Goal of the exercise:
Give the number of lines in the data that hold the word "JSON", and nothing else.

════════════════

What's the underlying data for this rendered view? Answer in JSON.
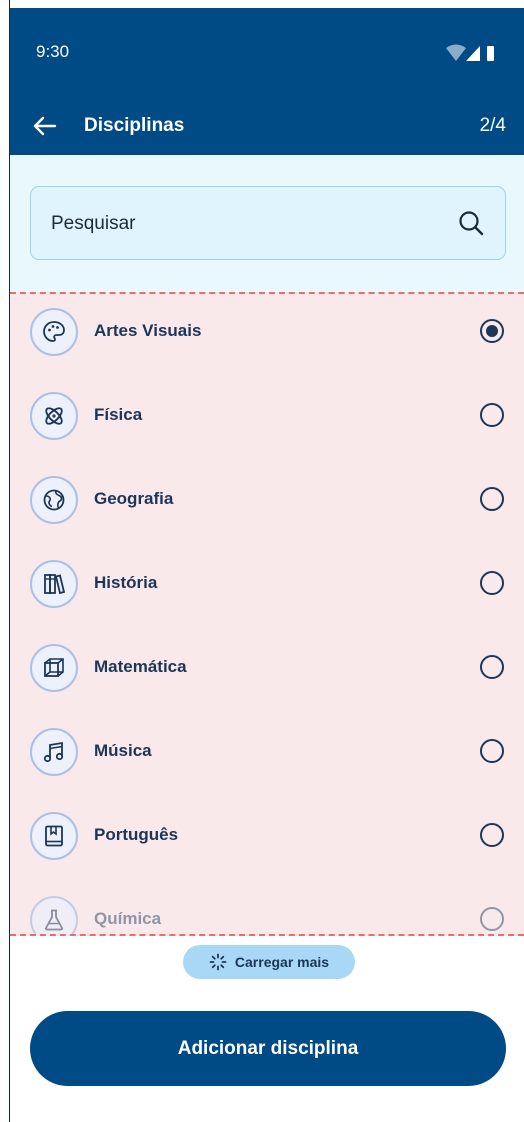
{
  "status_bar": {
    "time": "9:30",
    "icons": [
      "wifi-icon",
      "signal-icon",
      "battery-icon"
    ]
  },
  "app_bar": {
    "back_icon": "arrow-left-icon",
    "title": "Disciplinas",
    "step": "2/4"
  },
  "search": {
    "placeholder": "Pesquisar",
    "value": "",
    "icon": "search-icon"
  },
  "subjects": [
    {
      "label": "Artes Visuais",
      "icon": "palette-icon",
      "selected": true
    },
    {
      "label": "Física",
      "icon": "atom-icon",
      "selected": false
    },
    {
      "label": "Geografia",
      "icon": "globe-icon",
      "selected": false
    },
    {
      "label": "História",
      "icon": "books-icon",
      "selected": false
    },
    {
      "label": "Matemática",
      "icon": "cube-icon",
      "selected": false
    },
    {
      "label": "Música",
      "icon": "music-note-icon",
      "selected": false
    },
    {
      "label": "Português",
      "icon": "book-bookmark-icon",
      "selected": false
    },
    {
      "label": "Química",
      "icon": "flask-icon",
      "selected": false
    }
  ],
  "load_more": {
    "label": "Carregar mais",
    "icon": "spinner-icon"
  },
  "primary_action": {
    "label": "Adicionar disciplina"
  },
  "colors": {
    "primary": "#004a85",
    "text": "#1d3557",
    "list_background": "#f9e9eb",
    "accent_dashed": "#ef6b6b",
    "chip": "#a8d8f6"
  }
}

════════════════

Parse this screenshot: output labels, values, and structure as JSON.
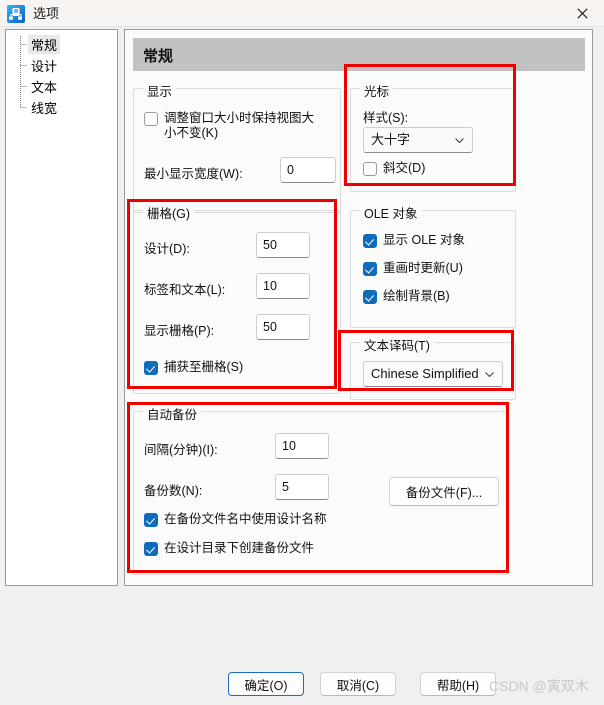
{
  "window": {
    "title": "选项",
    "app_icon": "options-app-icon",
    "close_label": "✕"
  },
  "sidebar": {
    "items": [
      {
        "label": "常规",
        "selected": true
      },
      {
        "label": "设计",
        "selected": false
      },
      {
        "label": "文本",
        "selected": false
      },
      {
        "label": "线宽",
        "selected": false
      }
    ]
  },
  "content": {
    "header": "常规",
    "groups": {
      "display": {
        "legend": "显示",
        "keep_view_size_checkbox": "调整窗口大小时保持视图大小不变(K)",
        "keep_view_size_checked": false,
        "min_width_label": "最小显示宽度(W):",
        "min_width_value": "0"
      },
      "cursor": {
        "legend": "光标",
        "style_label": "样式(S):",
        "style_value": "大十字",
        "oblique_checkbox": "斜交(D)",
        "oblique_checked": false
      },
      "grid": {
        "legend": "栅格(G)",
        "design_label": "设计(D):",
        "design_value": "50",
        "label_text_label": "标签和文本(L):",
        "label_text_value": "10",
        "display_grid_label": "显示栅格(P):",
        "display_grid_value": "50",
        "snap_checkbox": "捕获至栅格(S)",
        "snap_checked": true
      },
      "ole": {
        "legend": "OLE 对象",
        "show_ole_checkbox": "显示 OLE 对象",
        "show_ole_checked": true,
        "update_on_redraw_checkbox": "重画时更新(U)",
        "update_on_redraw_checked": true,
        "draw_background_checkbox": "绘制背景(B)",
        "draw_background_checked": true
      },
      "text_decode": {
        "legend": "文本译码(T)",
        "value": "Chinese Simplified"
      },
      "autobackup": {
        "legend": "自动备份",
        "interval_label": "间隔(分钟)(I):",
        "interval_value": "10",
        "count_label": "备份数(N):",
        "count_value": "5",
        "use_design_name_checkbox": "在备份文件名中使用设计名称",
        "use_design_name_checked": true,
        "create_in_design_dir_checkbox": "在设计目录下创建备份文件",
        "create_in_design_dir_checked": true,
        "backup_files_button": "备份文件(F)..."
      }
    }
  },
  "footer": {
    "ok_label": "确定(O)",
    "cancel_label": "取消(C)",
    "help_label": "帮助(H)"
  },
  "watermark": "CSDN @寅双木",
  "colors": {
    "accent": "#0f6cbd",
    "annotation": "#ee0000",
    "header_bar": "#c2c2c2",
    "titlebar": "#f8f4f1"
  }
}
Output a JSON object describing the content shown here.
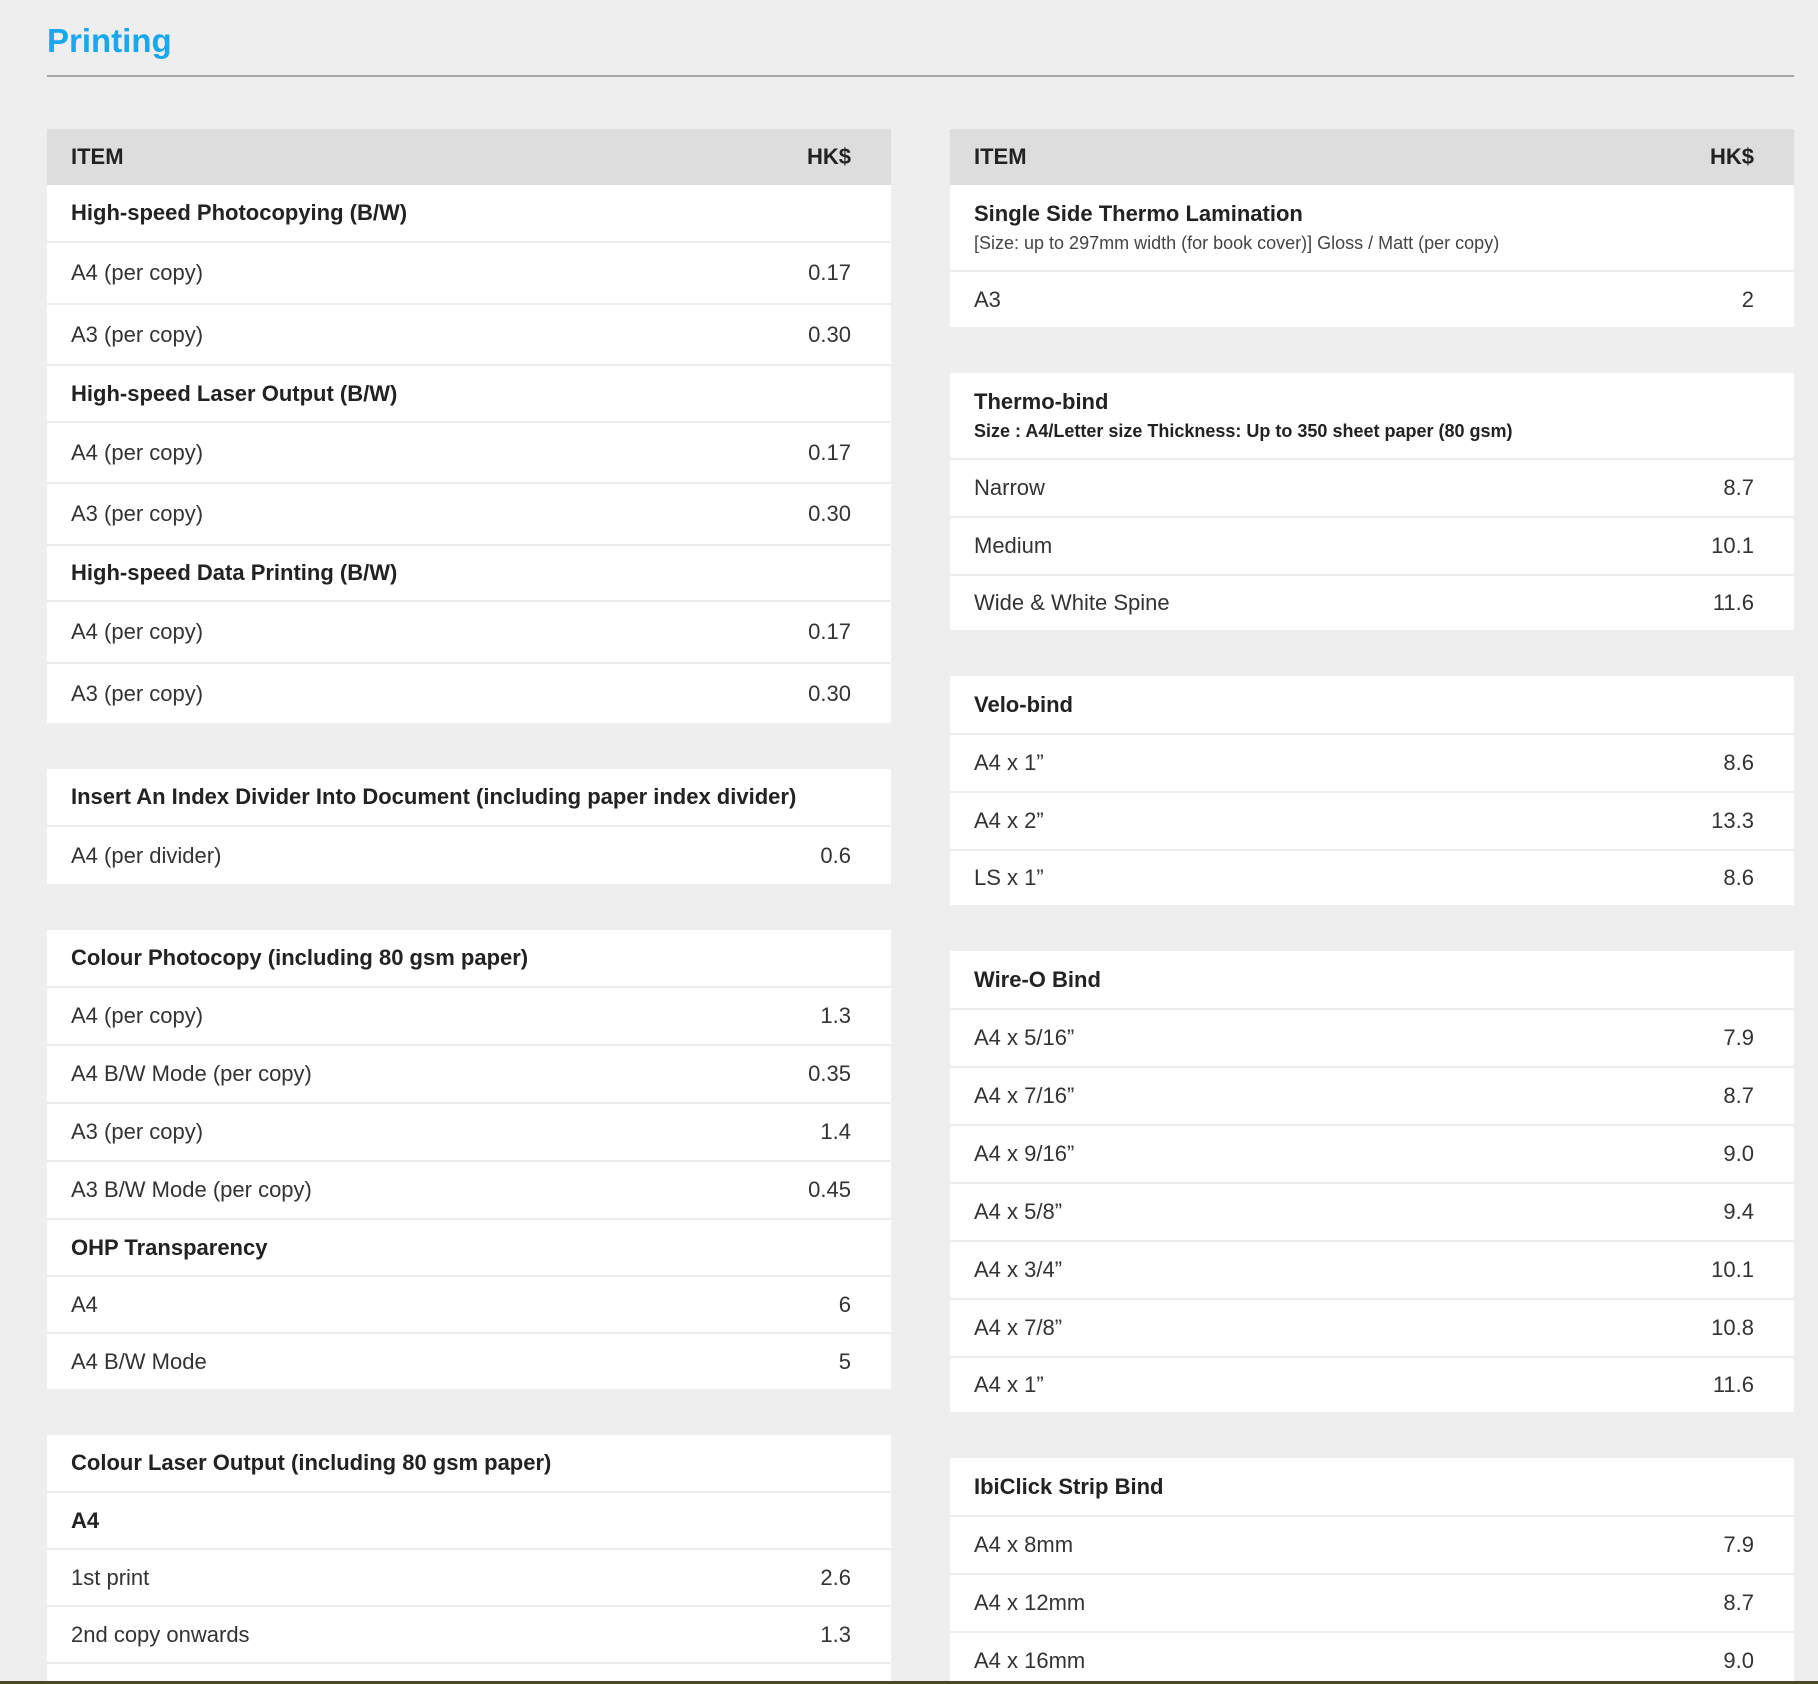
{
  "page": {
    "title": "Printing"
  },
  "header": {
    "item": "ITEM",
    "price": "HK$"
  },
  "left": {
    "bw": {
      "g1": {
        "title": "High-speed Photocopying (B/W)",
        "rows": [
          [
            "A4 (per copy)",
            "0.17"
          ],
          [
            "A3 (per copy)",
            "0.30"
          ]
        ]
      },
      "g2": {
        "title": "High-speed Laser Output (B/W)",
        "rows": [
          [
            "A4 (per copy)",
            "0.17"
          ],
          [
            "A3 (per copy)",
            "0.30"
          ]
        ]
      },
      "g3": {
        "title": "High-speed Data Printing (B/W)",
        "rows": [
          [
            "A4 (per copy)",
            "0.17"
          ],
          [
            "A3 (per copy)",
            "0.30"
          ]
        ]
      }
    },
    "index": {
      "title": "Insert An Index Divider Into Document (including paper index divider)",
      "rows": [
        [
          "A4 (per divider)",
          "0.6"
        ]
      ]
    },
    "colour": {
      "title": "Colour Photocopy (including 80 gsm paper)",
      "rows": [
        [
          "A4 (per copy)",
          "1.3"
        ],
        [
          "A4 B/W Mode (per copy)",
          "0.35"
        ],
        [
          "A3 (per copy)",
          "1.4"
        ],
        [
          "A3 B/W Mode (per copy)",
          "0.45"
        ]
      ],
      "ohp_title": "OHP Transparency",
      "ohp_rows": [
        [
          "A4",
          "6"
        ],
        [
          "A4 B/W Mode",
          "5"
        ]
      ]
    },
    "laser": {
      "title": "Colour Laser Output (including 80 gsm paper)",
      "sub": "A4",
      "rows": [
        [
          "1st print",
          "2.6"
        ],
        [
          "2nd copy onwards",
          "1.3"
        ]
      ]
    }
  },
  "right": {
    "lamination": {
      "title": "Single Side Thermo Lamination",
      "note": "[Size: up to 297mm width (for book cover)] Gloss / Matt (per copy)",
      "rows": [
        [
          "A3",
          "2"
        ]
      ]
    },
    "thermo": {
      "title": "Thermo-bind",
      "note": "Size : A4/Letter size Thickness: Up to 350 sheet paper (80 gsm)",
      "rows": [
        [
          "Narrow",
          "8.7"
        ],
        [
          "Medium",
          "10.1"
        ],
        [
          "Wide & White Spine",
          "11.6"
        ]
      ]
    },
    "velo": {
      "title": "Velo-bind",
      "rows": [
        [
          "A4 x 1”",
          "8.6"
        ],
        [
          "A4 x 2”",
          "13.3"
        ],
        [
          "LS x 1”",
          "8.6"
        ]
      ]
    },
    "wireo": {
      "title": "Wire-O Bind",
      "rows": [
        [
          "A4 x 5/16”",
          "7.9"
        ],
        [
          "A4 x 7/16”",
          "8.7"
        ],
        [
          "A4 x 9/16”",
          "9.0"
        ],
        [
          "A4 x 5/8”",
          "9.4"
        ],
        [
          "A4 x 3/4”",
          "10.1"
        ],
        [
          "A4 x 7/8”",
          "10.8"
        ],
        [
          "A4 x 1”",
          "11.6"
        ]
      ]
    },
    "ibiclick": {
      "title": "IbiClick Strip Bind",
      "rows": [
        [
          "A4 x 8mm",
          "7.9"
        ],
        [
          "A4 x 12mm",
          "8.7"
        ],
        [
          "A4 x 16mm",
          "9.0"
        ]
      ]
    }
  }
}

════════════════

Answer to the problem:
3